■ YOUR OBJECTIVE
Tally the lines in the listing below that contain "nobis" and report the tally alone.

══ MATERIAL SUPPLIED ══

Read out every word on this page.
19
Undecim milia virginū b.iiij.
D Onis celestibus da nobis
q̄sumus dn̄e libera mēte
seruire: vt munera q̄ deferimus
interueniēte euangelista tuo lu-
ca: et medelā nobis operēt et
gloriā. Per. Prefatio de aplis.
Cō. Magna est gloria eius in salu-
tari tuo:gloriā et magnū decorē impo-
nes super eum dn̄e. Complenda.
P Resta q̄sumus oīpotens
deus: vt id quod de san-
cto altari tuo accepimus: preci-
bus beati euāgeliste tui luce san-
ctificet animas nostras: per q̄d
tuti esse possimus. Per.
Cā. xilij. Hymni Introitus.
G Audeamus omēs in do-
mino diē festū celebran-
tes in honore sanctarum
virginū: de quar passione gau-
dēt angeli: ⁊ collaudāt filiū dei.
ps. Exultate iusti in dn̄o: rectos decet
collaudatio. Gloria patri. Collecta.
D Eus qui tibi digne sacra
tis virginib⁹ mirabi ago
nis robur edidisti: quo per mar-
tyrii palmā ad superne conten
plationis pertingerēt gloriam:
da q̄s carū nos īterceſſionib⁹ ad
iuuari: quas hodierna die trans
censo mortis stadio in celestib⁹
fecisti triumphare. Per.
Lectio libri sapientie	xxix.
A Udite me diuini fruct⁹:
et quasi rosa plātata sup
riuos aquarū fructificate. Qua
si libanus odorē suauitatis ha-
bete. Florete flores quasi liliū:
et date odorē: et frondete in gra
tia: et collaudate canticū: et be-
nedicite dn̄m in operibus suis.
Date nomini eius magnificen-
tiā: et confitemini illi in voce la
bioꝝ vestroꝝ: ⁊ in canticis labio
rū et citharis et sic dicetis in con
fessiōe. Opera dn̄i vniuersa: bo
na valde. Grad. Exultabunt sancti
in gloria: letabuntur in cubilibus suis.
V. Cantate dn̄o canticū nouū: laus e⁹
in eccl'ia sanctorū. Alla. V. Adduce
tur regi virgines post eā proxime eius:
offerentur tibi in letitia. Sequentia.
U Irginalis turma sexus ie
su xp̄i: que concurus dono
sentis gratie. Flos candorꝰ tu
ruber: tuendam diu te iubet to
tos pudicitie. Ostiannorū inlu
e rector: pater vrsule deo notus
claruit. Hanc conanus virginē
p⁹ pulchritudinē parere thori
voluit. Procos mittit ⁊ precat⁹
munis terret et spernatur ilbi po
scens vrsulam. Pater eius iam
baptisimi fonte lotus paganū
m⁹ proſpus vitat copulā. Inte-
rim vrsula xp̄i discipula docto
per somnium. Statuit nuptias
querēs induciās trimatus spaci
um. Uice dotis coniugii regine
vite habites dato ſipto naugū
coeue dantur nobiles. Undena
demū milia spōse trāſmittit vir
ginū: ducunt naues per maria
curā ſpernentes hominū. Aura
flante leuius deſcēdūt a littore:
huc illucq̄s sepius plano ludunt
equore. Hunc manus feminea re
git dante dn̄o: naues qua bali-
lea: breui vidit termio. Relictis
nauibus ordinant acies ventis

═══

■ FULL SOLUTION
2